Source excerpt:
•••
A simpler version without nested and anonymous functions:

function main
% To get the temperature by interpolation:

t_in = [0, 5, 10, 15, 20, 25, 30, 35, 50, 75, 100];  % Time

T_in = [10, 4, 2, 15, 15, 2, 10, 2, 2, 15, 10];      % Temperature

dt   = 0.1; %stepsize

n    = t_in(end) / dt + 1; %DataPoints

t = zeros(1, n+1);  % Pre-allocate the output

N = zeros(2, n+1);
% Intial conditions

t(1)   = 0;
N(:,1) = [100; 0];  %intial cell numbers，N1=1000和N2=0

%RK4 update loop

for k = 1:n
    % Obtain the current temperature:

    % This assumes a fixed temperature during the calculation of a step!!!
    T = interp1(t_in, T_in, k);  % T at ti0,1,2..n
       
    t(k+1)   = t(k) + dt;
    k1       = fcn(t(k),        N(:,k),           T);
    k2       = fcn(t(k) + dt/2, N(:,k) + k1*dt/2, T);
    k3       = fcn(t(k) + dt/2, N(:,k) + k2*dt/2, T);
    k4       = fcn(t(k) + dt,   N(:,k) + k3*dt,   T);
    N(:,k+1) = N(:,k) + dt / 6 * (k1 + 2*k2 + 2*k3 + k4);
end
y = log(sum(N, 1)) / 2.303; %N = N1+N2,transfe to log10

%plot the solution

plot(t,y)
xlablel('Time')     % Not: xlablel(Time)

ylablel('Number')   % Not: ylablel(Number)  Quotes are required

end
function dN = fcn(t, N, T)
% parameters

k     = 3.76e-3;
gamma = 1.0;
a     = 8.86e-2;
Tmin  = 8.91;
Ymax  = 8.86; %log10(Nmax)

Nmax  = 10^Ymax;
if T <= Tmin
   umax = k * (T - Tmin);
   m    = 1;
else
   umax = a^2 * (T - Tmin) ^ 1.5;
   m     = 0;
end
dN = [-gamma * umax * N(1); ...
•••
Source records:
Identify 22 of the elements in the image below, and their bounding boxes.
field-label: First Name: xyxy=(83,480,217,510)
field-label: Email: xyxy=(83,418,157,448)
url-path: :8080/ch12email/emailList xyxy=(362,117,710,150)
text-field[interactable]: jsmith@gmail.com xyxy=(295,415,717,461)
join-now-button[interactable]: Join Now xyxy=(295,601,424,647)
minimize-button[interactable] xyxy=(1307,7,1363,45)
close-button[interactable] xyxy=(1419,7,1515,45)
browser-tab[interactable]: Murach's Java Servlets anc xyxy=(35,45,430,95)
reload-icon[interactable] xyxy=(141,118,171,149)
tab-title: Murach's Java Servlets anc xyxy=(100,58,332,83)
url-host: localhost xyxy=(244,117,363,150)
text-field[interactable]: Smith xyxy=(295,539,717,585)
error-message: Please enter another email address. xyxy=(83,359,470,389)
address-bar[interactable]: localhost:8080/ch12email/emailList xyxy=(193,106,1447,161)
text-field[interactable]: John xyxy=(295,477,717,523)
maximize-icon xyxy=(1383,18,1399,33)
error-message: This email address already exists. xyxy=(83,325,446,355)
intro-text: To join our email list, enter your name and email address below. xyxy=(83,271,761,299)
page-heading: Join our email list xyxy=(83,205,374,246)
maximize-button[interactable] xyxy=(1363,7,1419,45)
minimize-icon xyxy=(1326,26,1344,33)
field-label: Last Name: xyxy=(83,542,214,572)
•••
What to do:
1: From the MATLAB code, extract the stretch from "t = zeros(1, n+1);" through "of a step!!!".
2: In the update loop of the MATLAB code, list the four Runge-Kutta stage variables, each with the expression assigned to it.
Work only from the MATLAB code.

Task solutions:
1:
t = zeros(1, n+1);  % Pre-allocate the output

N = zeros(2, n+1);
% Intial conditions

t(1)   = 0;
N(:,1) = [100; 0];  %intial cell numbers，N1=1000和N2=0

%RK4 update loop

for k = 1:n
    % Obtain the current temperature:

    % This assumes a fixed temperature during the calculation of a step!!!

2:
k1 = fcn(t(k), N(:,k), T)
k2 = fcn(t(k) + dt/2, N(:,k) + k1*dt/2, T)
k3 = fcn(t(k) + dt/2, N(:,k) + k2*dt/2, T)
k4 = fcn(t(k) + dt, N(:,k) + k3*dt, T)